WRITTEN REQUEST: Pick out every line holding the string "ANALYZER" and copy it.

RECORDS SHOWN:
((

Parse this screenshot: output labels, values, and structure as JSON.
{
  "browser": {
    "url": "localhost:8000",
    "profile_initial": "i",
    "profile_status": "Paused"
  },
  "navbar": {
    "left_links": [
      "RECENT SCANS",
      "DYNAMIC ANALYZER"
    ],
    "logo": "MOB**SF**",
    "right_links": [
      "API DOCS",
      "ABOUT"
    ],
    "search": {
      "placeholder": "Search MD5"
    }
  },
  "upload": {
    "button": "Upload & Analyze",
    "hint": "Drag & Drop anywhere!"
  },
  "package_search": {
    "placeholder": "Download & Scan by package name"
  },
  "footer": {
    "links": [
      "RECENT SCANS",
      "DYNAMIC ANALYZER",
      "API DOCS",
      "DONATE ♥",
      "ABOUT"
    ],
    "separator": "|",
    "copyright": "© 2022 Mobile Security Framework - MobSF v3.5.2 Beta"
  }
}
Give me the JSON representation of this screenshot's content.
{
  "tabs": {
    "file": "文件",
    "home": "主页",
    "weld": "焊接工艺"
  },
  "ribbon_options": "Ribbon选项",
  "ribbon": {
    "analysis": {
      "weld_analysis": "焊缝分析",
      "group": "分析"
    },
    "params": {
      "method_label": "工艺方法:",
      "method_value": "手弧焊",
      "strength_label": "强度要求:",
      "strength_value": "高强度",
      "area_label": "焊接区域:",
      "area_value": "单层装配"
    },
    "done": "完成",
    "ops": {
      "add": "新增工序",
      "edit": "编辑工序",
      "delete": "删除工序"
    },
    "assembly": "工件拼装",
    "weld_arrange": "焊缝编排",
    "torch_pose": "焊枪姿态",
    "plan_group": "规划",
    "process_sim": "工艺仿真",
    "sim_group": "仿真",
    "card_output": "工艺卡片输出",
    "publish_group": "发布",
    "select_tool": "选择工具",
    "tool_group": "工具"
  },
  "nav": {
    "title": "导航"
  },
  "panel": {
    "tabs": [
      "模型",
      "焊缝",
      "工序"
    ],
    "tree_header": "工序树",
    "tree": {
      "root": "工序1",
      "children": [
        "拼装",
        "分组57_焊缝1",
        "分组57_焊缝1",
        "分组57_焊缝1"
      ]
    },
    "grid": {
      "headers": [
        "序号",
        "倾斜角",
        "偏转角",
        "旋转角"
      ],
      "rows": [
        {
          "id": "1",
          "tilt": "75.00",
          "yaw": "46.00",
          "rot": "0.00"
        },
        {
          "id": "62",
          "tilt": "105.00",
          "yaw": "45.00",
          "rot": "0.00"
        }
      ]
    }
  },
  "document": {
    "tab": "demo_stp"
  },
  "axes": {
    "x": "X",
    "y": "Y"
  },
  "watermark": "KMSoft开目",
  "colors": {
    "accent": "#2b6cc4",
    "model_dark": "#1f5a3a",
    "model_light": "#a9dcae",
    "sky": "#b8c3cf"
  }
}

))

WRITTEN ANSWER:
      "DYNAMIC ANALYZER"
      "DYNAMIC ANALYZER",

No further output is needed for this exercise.